Goal of the exercise:
Beneath this task is a listing; retype all of it exactly.

Task input:
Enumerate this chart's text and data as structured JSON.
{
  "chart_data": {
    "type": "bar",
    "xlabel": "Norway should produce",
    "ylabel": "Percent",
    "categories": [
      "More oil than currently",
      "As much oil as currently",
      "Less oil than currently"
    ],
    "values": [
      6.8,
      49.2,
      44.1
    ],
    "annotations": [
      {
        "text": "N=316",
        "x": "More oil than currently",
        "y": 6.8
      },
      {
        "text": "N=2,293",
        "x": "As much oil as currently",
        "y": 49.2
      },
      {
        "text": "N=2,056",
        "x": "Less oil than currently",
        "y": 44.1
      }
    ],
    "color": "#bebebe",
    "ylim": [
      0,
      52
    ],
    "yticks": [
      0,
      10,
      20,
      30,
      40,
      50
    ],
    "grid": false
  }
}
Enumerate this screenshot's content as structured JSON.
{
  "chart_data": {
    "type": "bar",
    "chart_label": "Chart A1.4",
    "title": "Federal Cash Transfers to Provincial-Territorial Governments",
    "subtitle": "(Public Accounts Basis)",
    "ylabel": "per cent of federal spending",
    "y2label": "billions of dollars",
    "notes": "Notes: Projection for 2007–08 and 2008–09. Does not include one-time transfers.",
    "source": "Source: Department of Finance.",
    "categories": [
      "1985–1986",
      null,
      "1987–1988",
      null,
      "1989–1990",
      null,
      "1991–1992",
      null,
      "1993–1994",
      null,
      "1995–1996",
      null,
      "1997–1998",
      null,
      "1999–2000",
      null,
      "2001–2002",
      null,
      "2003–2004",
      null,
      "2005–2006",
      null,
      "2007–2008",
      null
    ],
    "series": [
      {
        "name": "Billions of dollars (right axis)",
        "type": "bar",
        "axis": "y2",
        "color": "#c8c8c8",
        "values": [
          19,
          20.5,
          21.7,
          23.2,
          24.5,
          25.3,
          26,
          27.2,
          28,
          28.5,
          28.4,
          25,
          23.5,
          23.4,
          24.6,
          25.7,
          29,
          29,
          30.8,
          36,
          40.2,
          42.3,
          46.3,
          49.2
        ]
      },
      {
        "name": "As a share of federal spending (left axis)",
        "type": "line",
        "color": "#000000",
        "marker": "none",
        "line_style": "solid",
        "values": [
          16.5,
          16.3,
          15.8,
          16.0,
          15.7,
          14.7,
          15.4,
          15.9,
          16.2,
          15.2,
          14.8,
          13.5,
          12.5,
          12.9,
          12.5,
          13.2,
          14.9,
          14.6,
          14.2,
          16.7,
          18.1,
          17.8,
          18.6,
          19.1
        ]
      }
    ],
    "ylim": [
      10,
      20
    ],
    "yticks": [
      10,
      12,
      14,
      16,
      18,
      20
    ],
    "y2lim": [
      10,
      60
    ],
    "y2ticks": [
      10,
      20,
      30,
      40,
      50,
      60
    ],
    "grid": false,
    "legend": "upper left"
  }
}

Completed exercise:
Enumerate this chart's text and data as structured JSON.
{
  "chart_data": {
    "type": "bar",
    "xlabel": "Norway should produce",
    "ylabel": "Percent",
    "categories": [
      "More oil than currently",
      "As much oil as currently",
      "Less oil than currently"
    ],
    "values": [
      6.8,
      49.2,
      44.1
    ],
    "annotations": [
      {
        "text": "N=316",
        "x": "More oil than currently",
        "y": 6.8
      },
      {
        "text": "N=2,293",
        "x": "As much oil as currently",
        "y": 49.2
      },
      {
        "text": "N=2,056",
        "x": "Less oil than currently",
        "y": 44.1
      }
    ],
    "color": "#bebebe",
    "ylim": [
      0,
      52
    ],
    "yticks": [
      0,
      10,
      20,
      30,
      40,
      50
    ],
    "grid": false
  }
}
Enumerate this screenshot's content as structured JSON.
{
  "chart_data": {
    "type": "bar",
    "chart_label": "Chart A1.4",
    "title": "Federal Cash Transfers to Provincial-Territorial Governments",
    "subtitle": "(Public Accounts Basis)",
    "ylabel": "per cent of federal spending",
    "y2label": "billions of dollars",
    "notes": "Notes: Projection for 2007–08 and 2008–09. Does not include one-time transfers.",
    "source": "Source: Department of Finance.",
    "categories": [
      "1985–1986",
      null,
      "1987–1988",
      null,
      "1989–1990",
      null,
      "1991–1992",
      null,
      "1993–1994",
      null,
      "1995–1996",
      null,
      "1997–1998",
      null,
      "1999–2000",
      null,
      "2001–2002",
      null,
      "2003–2004",
      null,
      "2005–2006",
      null,
      "2007–2008",
      null
    ],
    "series": [
      {
        "name": "Billions of dollars (right axis)",
        "type": "bar",
        "axis": "y2",
        "color": "#c8c8c8",
        "values": [
          19,
          20.5,
          21.7,
          23.2,
          24.5,
          25.3,
          26,
          27.2,
          28,
          28.5,
          28.4,
          25,
          23.5,
          23.4,
          24.6,
          25.7,
          29,
          29,
          30.8,
          36,
          40.2,
          42.3,
          46.3,
          49.2
        ]
      },
      {
        "name": "As a share of federal spending (left axis)",
        "type": "line",
        "color": "#000000",
        "marker": "none",
        "line_style": "solid",
        "values": [
          16.5,
          16.3,
          15.8,
          16.0,
          15.7,
          14.7,
          15.4,
          15.9,
          16.2,
          15.2,
          14.8,
          13.5,
          12.5,
          12.9,
          12.5,
          13.2,
          14.9,
          14.6,
          14.2,
          16.7,
          18.1,
          17.8,
          18.6,
          19.1
        ]
      }
    ],
    "ylim": [
      10,
      20
    ],
    "yticks": [
      10,
      12,
      14,
      16,
      18,
      20
    ],
    "y2lim": [
      10,
      60
    ],
    "y2ticks": [
      10,
      20,
      30,
      40,
      50,
      60
    ],
    "grid": false,
    "legend": "upper left"
  }
}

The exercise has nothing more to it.